Copy each line below that contains "method".

Raw records.

"""

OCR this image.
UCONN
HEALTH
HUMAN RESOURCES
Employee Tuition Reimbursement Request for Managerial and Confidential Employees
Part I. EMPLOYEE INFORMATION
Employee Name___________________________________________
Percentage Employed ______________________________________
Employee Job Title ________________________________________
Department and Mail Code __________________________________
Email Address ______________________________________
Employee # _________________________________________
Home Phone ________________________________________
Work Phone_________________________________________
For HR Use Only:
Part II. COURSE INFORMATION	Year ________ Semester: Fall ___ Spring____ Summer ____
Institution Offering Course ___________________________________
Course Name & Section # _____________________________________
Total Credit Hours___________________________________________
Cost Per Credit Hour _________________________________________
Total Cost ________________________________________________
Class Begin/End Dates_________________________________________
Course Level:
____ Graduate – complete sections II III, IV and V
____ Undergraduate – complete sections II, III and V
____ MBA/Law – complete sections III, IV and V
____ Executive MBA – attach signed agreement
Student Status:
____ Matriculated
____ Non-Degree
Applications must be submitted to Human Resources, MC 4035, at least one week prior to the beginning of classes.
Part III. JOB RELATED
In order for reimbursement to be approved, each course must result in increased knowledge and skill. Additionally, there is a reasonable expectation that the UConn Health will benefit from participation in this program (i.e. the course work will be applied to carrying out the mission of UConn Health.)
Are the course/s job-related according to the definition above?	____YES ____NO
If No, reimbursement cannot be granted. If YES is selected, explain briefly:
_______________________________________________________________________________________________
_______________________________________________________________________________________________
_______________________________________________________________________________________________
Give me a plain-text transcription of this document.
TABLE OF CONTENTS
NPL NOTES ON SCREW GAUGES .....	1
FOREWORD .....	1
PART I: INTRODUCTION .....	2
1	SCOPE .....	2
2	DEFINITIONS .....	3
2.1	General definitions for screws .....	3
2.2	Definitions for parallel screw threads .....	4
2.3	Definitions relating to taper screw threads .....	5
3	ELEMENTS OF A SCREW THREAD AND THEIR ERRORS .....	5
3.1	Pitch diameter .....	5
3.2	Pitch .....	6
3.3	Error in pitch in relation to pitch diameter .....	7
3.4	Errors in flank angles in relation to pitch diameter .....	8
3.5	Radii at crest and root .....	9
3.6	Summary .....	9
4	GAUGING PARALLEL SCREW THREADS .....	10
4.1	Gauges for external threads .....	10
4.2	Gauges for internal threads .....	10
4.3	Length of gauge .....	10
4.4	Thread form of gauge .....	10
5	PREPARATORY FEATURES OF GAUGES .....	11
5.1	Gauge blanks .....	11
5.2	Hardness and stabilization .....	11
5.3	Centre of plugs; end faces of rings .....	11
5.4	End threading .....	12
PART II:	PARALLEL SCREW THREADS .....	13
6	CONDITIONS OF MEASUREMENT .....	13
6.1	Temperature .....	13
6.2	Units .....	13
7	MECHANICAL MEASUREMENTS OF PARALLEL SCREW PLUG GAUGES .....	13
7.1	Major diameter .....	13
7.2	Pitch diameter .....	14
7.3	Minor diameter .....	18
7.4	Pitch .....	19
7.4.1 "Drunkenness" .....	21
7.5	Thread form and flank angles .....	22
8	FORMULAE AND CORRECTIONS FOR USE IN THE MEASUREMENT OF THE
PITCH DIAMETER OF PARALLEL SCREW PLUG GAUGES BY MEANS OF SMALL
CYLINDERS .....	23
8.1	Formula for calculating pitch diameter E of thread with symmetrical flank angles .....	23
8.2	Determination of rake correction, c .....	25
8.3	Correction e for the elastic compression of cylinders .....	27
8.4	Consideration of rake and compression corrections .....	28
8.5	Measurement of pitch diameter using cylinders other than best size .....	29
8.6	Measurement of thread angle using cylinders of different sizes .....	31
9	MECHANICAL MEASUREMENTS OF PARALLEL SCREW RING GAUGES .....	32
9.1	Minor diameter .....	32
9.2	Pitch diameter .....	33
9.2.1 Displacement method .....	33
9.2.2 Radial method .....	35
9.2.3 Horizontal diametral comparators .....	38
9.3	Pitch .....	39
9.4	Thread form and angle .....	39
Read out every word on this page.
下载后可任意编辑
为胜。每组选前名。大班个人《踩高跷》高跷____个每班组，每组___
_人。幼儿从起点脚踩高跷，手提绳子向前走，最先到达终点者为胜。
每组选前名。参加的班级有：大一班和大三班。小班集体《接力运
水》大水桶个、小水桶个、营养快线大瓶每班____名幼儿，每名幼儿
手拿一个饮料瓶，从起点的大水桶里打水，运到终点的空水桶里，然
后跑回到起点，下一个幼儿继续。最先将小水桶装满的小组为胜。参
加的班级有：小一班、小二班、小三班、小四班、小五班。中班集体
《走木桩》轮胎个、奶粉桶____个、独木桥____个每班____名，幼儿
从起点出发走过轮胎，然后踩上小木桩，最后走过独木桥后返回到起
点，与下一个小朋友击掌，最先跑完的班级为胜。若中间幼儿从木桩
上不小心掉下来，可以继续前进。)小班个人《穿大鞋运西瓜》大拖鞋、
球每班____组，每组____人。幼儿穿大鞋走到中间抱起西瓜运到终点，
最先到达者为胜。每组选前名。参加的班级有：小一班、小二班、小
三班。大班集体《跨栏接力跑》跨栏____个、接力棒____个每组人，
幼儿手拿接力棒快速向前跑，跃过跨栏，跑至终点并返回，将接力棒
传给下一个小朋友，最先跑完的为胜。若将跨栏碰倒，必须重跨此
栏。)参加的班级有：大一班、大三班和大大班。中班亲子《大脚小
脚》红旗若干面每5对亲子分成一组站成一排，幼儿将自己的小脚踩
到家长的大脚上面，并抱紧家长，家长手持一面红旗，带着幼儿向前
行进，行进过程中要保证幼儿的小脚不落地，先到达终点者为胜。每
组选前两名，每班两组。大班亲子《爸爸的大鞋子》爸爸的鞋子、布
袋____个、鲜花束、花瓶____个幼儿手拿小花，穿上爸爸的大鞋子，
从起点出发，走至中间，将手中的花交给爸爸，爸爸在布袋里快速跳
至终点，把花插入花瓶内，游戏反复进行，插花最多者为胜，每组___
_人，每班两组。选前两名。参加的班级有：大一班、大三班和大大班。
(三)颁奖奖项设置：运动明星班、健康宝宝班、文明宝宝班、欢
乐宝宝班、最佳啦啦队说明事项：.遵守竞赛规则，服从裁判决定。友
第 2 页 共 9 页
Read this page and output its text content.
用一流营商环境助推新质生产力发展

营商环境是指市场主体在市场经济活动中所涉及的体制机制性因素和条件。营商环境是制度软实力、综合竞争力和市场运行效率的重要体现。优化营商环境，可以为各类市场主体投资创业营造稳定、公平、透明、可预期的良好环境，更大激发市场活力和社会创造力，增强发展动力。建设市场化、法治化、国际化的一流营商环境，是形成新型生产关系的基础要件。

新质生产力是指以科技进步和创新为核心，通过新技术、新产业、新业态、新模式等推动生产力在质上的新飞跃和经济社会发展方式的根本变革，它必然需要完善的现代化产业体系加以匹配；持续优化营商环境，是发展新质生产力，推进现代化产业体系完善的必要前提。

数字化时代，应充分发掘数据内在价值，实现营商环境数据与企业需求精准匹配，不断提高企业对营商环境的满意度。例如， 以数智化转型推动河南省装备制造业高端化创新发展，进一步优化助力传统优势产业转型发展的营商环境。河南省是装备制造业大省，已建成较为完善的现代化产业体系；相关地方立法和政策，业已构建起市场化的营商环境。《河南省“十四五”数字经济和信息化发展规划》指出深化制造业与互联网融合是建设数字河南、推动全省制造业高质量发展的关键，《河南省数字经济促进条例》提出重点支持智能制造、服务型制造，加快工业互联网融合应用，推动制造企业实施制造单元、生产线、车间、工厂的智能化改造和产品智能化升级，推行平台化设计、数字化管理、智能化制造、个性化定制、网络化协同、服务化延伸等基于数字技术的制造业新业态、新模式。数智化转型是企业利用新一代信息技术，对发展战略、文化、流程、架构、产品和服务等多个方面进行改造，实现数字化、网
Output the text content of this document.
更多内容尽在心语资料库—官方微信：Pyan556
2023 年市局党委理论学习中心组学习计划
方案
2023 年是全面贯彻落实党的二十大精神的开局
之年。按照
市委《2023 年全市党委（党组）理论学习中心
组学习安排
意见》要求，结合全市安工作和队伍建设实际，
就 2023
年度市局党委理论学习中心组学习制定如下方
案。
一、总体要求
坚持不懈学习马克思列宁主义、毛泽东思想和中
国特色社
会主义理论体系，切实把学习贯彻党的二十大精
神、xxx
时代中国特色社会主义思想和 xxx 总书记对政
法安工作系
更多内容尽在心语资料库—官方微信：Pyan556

"""

Answer to the problem.
9.2.1 Displacement method .....	33
9.2.2 Radial method .....	35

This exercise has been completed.